* begin *

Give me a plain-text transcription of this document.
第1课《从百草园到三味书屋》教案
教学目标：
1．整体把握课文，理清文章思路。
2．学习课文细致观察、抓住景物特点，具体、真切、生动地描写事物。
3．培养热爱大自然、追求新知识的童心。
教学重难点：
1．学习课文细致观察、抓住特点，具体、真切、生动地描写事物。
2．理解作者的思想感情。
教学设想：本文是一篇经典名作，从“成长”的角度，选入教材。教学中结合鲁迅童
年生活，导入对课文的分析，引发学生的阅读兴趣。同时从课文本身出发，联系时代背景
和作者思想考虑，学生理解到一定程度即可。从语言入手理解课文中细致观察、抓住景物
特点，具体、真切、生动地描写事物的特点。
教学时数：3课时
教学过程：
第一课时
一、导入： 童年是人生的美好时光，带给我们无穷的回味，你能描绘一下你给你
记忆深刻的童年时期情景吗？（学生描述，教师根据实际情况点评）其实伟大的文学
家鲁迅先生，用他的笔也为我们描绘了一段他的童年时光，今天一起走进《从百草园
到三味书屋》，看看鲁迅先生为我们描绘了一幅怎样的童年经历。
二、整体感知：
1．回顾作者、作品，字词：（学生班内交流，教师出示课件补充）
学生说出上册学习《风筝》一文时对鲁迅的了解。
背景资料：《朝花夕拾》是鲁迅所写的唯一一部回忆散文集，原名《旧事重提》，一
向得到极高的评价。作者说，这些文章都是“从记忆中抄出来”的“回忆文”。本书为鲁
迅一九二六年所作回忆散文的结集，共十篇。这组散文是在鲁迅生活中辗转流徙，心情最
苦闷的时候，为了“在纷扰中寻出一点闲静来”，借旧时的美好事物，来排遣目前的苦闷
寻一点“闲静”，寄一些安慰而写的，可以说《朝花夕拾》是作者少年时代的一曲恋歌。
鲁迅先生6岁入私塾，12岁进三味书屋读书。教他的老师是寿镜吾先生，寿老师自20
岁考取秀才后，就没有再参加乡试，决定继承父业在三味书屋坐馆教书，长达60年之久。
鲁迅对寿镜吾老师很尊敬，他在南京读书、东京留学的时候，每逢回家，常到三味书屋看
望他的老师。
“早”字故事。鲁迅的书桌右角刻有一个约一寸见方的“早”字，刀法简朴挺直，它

* end *

Reproduce all data above, unchanged.

■ **Complete answer**:
Give me a plain-text transcription of this document.
第1课《从百草园到三味书屋》教案
教学目标：
1．整体把握课文，理清文章思路。
2．学习课文细致观察、抓住景物特点，具体、真切、生动地描写事物。
3．培养热爱大自然、追求新知识的童心。
教学重难点：
1．学习课文细致观察、抓住特点，具体、真切、生动地描写事物。
2．理解作者的思想感情。
教学设想：本文是一篇经典名作，从“成长”的角度，选入教材。教学中结合鲁迅童
年生活，导入对课文的分析，引发学生的阅读兴趣。同时从课文本身出发，联系时代背景
和作者思想考虑，学生理解到一定程度即可。从语言入手理解课文中细致观察、抓住景物
特点，具体、真切、生动地描写事物的特点。
教学时数：3课时
教学过程：
第一课时
一、导入： 童年是人生的美好时光，带给我们无穷的回味，你能描绘一下你给你
记忆深刻的童年时期情景吗？（学生描述，教师根据实际情况点评）其实伟大的文学
家鲁迅先生，用他的笔也为我们描绘了一段他的童年时光，今天一起走进《从百草园
到三味书屋》，看看鲁迅先生为我们描绘了一幅怎样的童年经历。
二、整体感知：
1．回顾作者、作品，字词：（学生班内交流，教师出示课件补充）
学生说出上册学习《风筝》一文时对鲁迅的了解。
背景资料：《朝花夕拾》是鲁迅所写的唯一一部回忆散文集，原名《旧事重提》，一
向得到极高的评价。作者说，这些文章都是“从记忆中抄出来”的“回忆文”。本书为鲁
迅一九二六年所作回忆散文的结集，共十篇。这组散文是在鲁迅生活中辗转流徙，心情最
苦闷的时候，为了“在纷扰中寻出一点闲静来”，借旧时的美好事物，来排遣目前的苦闷
寻一点“闲静”，寄一些安慰而写的，可以说《朝花夕拾》是作者少年时代的一曲恋歌。
鲁迅先生6岁入私塾，12岁进三味书屋读书。教他的老师是寿镜吾先生，寿老师自20
岁考取秀才后，就没有再参加乡试，决定继承父业在三味书屋坐馆教书，长达60年之久。
鲁迅对寿镜吾老师很尊敬，他在南京读书、东京留学的时候，每逢回家，常到三味书屋看
望他的老师。
“早”字故事。鲁迅的书桌右角刻有一个约一寸见方的“早”字，刀法简朴挺直，它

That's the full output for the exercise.